= THE EXERCISE =
Can you rewrite every one of the lines below, changing "Gross volume yield" to "Total volume yield" wherever it appears and keeping everything else the same?

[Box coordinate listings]
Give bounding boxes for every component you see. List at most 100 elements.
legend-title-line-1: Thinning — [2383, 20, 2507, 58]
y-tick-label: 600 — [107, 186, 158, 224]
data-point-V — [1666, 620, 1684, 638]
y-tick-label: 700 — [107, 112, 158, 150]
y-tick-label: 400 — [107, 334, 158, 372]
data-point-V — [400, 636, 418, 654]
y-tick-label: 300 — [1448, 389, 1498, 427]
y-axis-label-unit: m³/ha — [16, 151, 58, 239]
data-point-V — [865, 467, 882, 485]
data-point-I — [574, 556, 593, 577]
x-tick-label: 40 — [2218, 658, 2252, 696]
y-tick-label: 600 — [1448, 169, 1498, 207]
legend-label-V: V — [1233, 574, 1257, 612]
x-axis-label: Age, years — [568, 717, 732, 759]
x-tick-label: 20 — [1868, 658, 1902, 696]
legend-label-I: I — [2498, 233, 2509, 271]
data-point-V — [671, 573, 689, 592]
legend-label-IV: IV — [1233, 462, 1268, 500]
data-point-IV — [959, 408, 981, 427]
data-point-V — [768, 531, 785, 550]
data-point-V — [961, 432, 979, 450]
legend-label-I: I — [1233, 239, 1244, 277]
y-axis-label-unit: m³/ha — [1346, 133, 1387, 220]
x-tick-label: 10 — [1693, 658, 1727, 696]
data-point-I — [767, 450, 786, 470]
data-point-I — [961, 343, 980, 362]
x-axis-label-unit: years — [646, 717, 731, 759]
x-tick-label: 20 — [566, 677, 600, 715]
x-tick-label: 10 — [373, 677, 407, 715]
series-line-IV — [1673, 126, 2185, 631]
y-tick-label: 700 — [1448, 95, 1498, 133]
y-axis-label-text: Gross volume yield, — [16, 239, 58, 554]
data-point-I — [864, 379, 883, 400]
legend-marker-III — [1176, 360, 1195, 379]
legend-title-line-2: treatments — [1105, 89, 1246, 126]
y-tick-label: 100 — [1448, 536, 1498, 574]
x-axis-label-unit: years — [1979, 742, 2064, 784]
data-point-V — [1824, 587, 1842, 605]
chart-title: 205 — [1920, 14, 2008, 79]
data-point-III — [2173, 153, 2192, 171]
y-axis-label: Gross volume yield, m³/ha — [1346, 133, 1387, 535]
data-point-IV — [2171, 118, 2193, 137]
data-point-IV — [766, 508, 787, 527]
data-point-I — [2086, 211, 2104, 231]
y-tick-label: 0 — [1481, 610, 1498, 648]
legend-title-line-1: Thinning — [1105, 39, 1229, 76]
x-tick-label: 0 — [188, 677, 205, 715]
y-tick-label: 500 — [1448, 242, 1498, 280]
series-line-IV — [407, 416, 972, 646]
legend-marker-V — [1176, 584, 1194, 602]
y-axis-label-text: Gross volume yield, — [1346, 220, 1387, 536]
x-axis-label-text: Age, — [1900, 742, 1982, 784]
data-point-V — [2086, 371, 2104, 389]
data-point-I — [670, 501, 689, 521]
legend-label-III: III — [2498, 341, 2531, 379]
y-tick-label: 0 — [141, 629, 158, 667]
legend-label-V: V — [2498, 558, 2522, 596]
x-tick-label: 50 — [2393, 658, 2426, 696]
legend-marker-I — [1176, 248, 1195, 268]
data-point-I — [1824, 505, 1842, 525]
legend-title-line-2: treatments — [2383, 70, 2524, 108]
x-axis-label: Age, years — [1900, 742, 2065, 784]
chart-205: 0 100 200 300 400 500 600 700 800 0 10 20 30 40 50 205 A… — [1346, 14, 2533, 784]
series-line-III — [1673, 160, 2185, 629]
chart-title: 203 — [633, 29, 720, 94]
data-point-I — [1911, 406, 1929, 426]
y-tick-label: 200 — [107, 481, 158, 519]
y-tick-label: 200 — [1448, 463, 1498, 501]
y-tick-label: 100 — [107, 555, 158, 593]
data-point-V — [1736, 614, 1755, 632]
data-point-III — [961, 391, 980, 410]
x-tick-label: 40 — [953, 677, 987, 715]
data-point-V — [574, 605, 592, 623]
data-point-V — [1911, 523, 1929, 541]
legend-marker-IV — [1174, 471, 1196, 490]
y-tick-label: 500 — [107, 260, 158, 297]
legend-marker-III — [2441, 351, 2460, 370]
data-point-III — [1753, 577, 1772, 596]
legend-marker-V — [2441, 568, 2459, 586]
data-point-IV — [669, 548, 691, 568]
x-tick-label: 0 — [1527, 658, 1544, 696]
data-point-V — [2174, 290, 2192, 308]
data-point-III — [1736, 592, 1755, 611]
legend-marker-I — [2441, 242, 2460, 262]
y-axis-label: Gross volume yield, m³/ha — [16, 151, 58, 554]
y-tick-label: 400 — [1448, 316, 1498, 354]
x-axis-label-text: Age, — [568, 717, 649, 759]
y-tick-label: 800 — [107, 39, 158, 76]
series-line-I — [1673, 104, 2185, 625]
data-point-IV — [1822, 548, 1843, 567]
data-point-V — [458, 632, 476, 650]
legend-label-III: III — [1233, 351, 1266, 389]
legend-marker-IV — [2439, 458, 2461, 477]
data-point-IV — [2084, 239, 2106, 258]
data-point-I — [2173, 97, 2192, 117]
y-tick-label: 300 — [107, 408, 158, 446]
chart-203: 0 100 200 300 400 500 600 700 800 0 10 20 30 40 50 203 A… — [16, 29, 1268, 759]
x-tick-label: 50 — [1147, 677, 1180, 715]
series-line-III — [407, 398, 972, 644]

= CORRECT OUTPUT =
Give bounding boxes for every component you see. List at most 100 elements.
legend-title-line-1: Thinning — [2383, 20, 2507, 58]
y-tick-label: 600 — [107, 186, 158, 224]
data-point-V — [1666, 620, 1684, 638]
y-tick-label: 700 — [107, 112, 158, 150]
y-tick-label: 400 — [107, 334, 158, 372]
data-point-V — [400, 636, 418, 654]
y-tick-label: 300 — [1448, 389, 1498, 427]
y-axis-label-unit: m³/ha — [16, 151, 58, 239]
data-point-V — [865, 467, 882, 485]
data-point-I — [574, 556, 593, 577]
x-tick-label: 40 — [2218, 658, 2252, 696]
y-tick-label: 600 — [1448, 169, 1498, 207]
legend-label-V: V — [1233, 574, 1257, 612]
x-axis-label: Age, years — [568, 717, 732, 759]
x-tick-label: 20 — [1868, 658, 1902, 696]
legend-label-I: I — [2498, 233, 2509, 271]
data-point-V — [671, 573, 689, 592]
legend-label-IV: IV — [1233, 462, 1268, 500]
data-point-IV — [959, 408, 981, 427]
data-point-V — [768, 531, 785, 550]
data-point-V — [961, 432, 979, 450]
legend-label-I: I — [1233, 239, 1244, 277]
y-axis-label-unit: m³/ha — [1346, 133, 1387, 220]
x-tick-label: 10 — [1693, 658, 1727, 696]
data-point-I — [767, 450, 786, 470]
data-point-I — [961, 343, 980, 362]
x-axis-label-unit: years — [646, 717, 731, 759]
x-tick-label: 20 — [566, 677, 600, 715]
x-tick-label: 10 — [373, 677, 407, 715]
series-line-IV — [1673, 126, 2185, 631]
y-tick-label: 700 — [1448, 95, 1498, 133]
y-axis-label-text: Total volume yield, — [16, 239, 58, 554]
data-point-I — [864, 379, 883, 400]
legend-marker-III — [1176, 360, 1195, 379]
legend-title-line-2: treatments — [1105, 89, 1246, 126]
y-tick-label: 100 — [1448, 536, 1498, 574]
x-axis-label-unit: years — [1979, 742, 2064, 784]
data-point-V — [1824, 587, 1842, 605]
chart-title: 205 — [1920, 14, 2008, 79]
data-point-III — [2173, 153, 2192, 171]
y-axis-label: Total volume yield, m³/ha — [1346, 133, 1387, 535]
data-point-IV — [2171, 118, 2193, 137]
data-point-IV — [766, 508, 787, 527]
data-point-I — [2086, 211, 2104, 231]
y-tick-label: 0 — [1481, 610, 1498, 648]
legend-title-line-1: Thinning — [1105, 39, 1229, 76]
x-tick-label: 0 — [188, 677, 205, 715]
y-tick-label: 500 — [1448, 242, 1498, 280]
series-line-IV — [407, 416, 972, 646]
legend-marker-V — [1176, 584, 1194, 602]
y-axis-label-text: Total volume yield, — [1346, 220, 1387, 536]
x-axis-label-text: Age, — [1900, 742, 1982, 784]
data-point-V — [2086, 371, 2104, 389]
data-point-I — [670, 501, 689, 521]
legend-label-III: III — [2498, 341, 2531, 379]
y-tick-label: 0 — [141, 629, 158, 667]
legend-label-V: V — [2498, 558, 2522, 596]
x-tick-label: 50 — [2393, 658, 2426, 696]
legend-marker-I — [1176, 248, 1195, 268]
data-point-I — [1824, 505, 1842, 525]
legend-title-line-2: treatments — [2383, 70, 2524, 108]
x-axis-label: Age, years — [1900, 742, 2065, 784]
chart-205: 0 100 200 300 400 500 600 700 800 0 10 20 30 40 50 205 A… — [1346, 14, 2533, 784]
series-line-III — [1673, 160, 2185, 629]
chart-title: 203 — [633, 29, 720, 94]
data-point-I — [1911, 406, 1929, 426]
y-tick-label: 200 — [107, 481, 158, 519]
y-tick-label: 200 — [1448, 463, 1498, 501]
y-tick-label: 100 — [107, 555, 158, 593]
data-point-V — [1736, 614, 1755, 632]
data-point-III — [961, 391, 980, 410]
x-tick-label: 40 — [953, 677, 987, 715]
data-point-V — [574, 605, 592, 623]
data-point-V — [1911, 523, 1929, 541]
legend-marker-IV — [1174, 471, 1196, 490]
y-tick-label: 500 — [107, 260, 158, 297]
legend-marker-III — [2441, 351, 2460, 370]
data-point-III — [1753, 577, 1772, 596]
legend-marker-V — [2441, 568, 2459, 586]
data-point-IV — [669, 548, 691, 568]
x-tick-label: 0 — [1527, 658, 1544, 696]
data-point-V — [2174, 290, 2192, 308]
data-point-III — [1736, 592, 1755, 611]
legend-marker-I — [2441, 242, 2460, 262]
y-axis-label: Total volume yield, m³/ha — [16, 151, 58, 554]
y-tick-label: 400 — [1448, 316, 1498, 354]
x-axis-label-text: Age, — [568, 717, 649, 759]
y-tick-label: 800 — [107, 39, 158, 76]
series-line-I — [1673, 104, 2185, 625]
data-point-IV — [1822, 548, 1843, 567]
data-point-V — [458, 632, 476, 650]
legend-label-III: III — [1233, 351, 1266, 389]
legend-marker-IV — [2439, 458, 2461, 477]
data-point-IV — [2084, 239, 2106, 258]
data-point-I — [2173, 97, 2192, 117]
y-tick-label: 300 — [107, 408, 158, 446]
chart-203: 0 100 200 300 400 500 600 700 800 0 10 20 30 40 50 203 A… — [16, 29, 1268, 759]
x-tick-label: 50 — [1147, 677, 1180, 715]
series-line-III — [407, 398, 972, 644]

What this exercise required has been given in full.